▶ _What you are asked to do_
Can you write out all the lines word for word, with no pictures?

________________________

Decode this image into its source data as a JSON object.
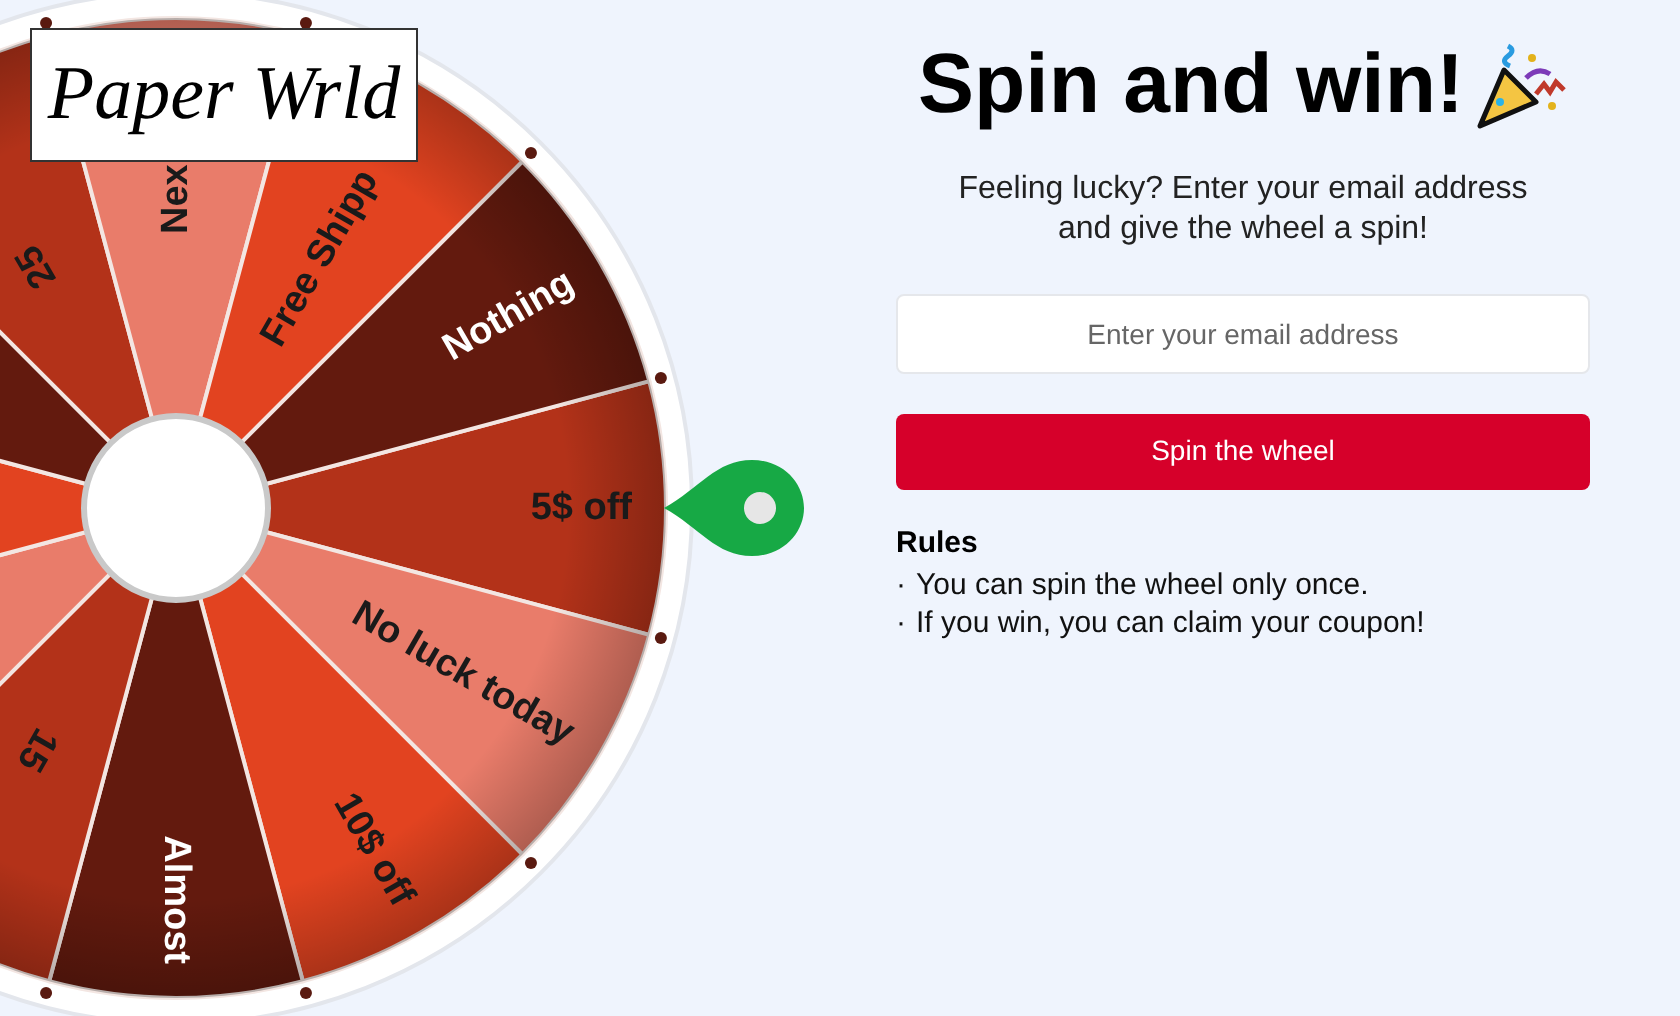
{
  "logo": {
    "text": "Paper Wrld"
  },
  "wheel": {
    "segments": [
      {
        "label": "5$ off",
        "color": "#b33219"
      },
      {
        "label": "No luck today",
        "color": "#e97c6a"
      },
      {
        "label": "10$ off",
        "color": "#e24320"
      },
      {
        "label": "Almost",
        "color": "#631a0e"
      },
      {
        "label": "15",
        "color": "#b33219"
      },
      {
        "color": "#e97c6a"
      },
      {
        "color": "#e24320"
      },
      {
        "color": "#631a0e"
      },
      {
        "label": "25",
        "color": "#b33219"
      },
      {
        "label": "Nex",
        "color": "#e97c6a"
      },
      {
        "label": "Free Shipp",
        "color": "#e24320"
      },
      {
        "label": "Nothing",
        "color": "#631a0e"
      }
    ]
  },
  "title": "Spin and win!",
  "subtitle": "Feeling lucky? Enter your email address and give the wheel a spin!",
  "email": {
    "placeholder": "Enter your email address"
  },
  "spin_button": "Spin the wheel",
  "rules": {
    "heading": "Rules",
    "items": [
      "You can spin the wheel only once.",
      "If you win, you can claim your coupon!"
    ],
    "bullet": "·"
  }
}
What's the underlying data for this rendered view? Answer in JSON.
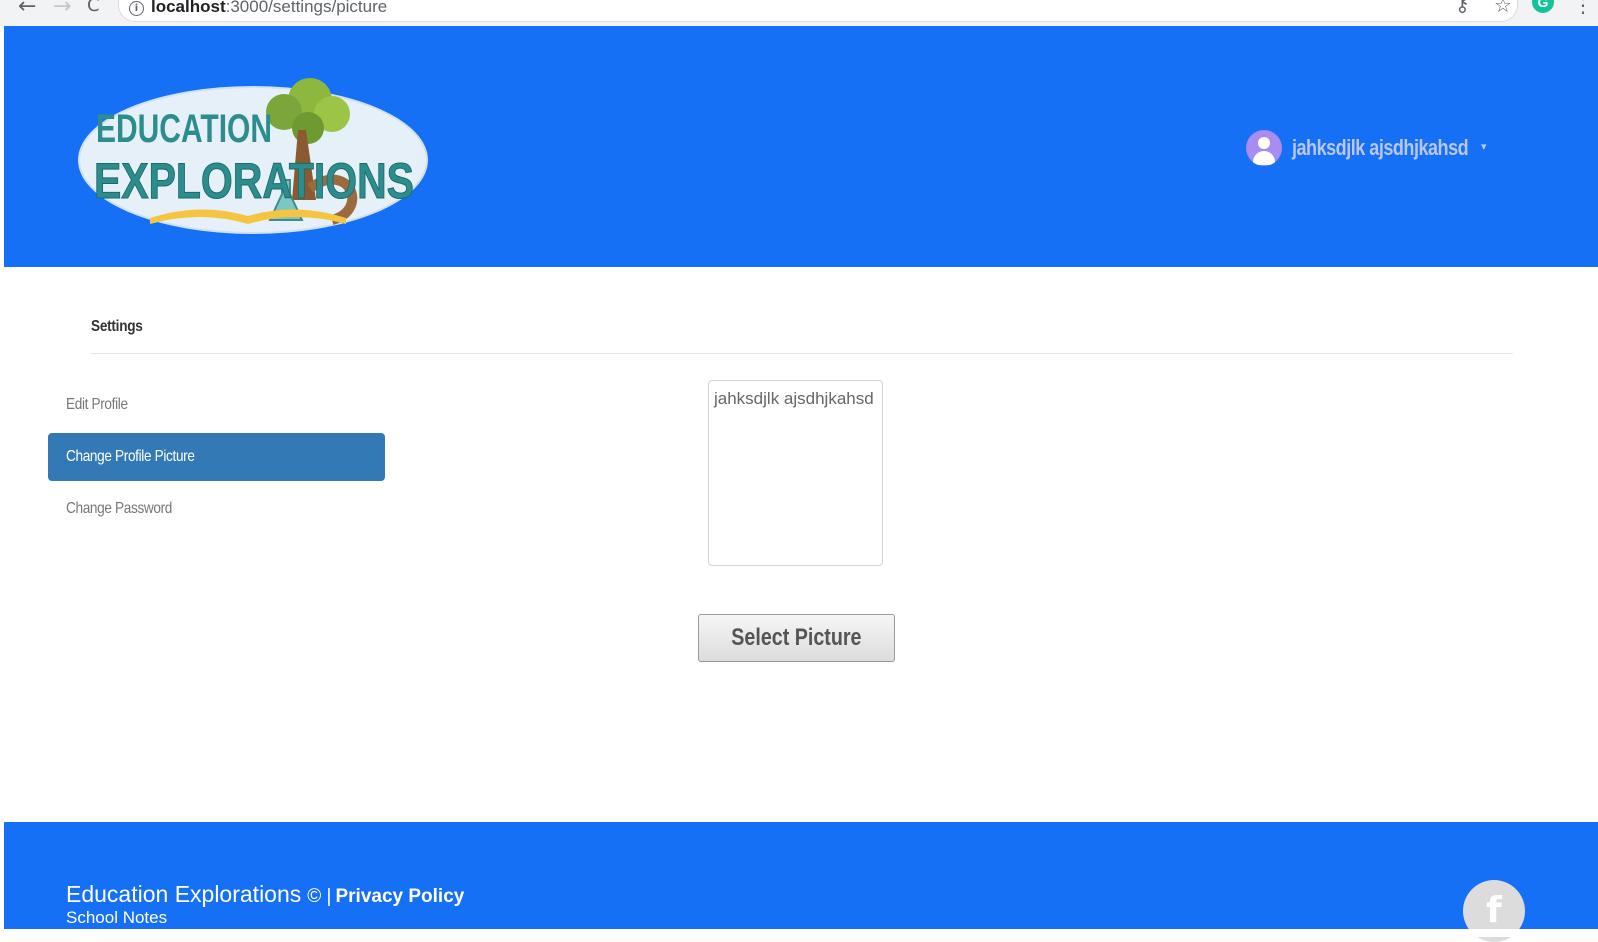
{
  "browser": {
    "back_glyph": "←",
    "forward_glyph": "→",
    "reload_glyph": "C",
    "info_glyph": "i",
    "url_host": "localhost",
    "url_path": ":3000/settings/picture",
    "key_glyph": "⚷",
    "star_glyph": "☆",
    "extension_glyph": "G",
    "menu_glyph": "⋮"
  },
  "header": {
    "logo_line1": "EDUCATION",
    "logo_line2": "EXPLORATIONS",
    "user_name": "jahksdjlk ajsdhjkahsd",
    "caret": "▾",
    "colors": {
      "bar": "#1570f5",
      "avatar": "#a98cf0"
    }
  },
  "settings": {
    "title": "Settings",
    "menu": [
      {
        "label": "Edit Profile",
        "active": false
      },
      {
        "label": "Change Profile Picture",
        "active": true
      },
      {
        "label": "Change Password",
        "active": false
      }
    ]
  },
  "picture": {
    "alt_text": "jahksdjlk ajsdhjkahsd",
    "select_label": "Select Picture"
  },
  "footer": {
    "brand": "Education Explorations",
    "copyright": "© |",
    "privacy_label": "Privacy Policy",
    "notes_label": "School Notes",
    "facebook_glyph": "f"
  }
}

________________________

▶ _Exercise result_
Decode this image into its source data as a JSON object.
{
  "logo": {
    "text": "Paper Wrld"
  },
  "wheel": {
    "segments": [
      {
        "label": "5$ off",
        "color": "#b33219"
      },
      {
        "label": "No luck today",
        "color": "#e97c6a"
      },
      {
        "label": "10$ off",
        "color": "#e24320"
      },
      {
        "label": "Almost",
        "color": "#631a0e"
      },
      {
        "label": "15",
        "color": "#b33219"
      },
      {
        "color": "#e97c6a"
      },
      {
        "color": "#e24320"
      },
      {
        "color": "#631a0e"
      },
      {
        "label": "25",
        "color": "#b33219"
      },
      {
        "label": "Nex",
        "color": "#e97c6a"
      },
      {
        "label": "Free Shipp",
        "color": "#e24320"
      },
      {
        "label": "Nothing",
        "color": "#631a0e"
      }
    ]
  },
  "title": "Spin and win!",
  "subtitle": "Feeling lucky? Enter your email address and give the wheel a spin!",
  "email": {
    "placeholder": "Enter your email address"
  },
  "spin_button": "Spin the wheel",
  "rules": {
    "heading": "Rules",
    "items": [
      "You can spin the wheel only once.",
      "If you win, you can claim your coupon!"
    ],
    "bullet": "·"
  }
}
What's the underlying data for this rendered view? Answer in JSON.
{
  "browser": {
    "back_glyph": "←",
    "forward_glyph": "→",
    "reload_glyph": "C",
    "info_glyph": "i",
    "url_host": "localhost",
    "url_path": ":3000/settings/picture",
    "key_glyph": "⚷",
    "star_glyph": "☆",
    "extension_glyph": "G",
    "menu_glyph": "⋮"
  },
  "header": {
    "logo_line1": "EDUCATION",
    "logo_line2": "EXPLORATIONS",
    "user_name": "jahksdjlk ajsdhjkahsd",
    "caret": "▾",
    "colors": {
      "bar": "#1570f5",
      "avatar": "#a98cf0"
    }
  },
  "settings": {
    "title": "Settings",
    "menu": [
      {
        "label": "Edit Profile",
        "active": false
      },
      {
        "label": "Change Profile Picture",
        "active": true
      },
      {
        "label": "Change Password",
        "active": false
      }
    ]
  },
  "picture": {
    "alt_text": "jahksdjlk ajsdhjkahsd",
    "select_label": "Select Picture"
  },
  "footer": {
    "brand": "Education Explorations",
    "copyright": "© |",
    "privacy_label": "Privacy Policy",
    "notes_label": "School Notes",
    "facebook_glyph": "f"
  }
}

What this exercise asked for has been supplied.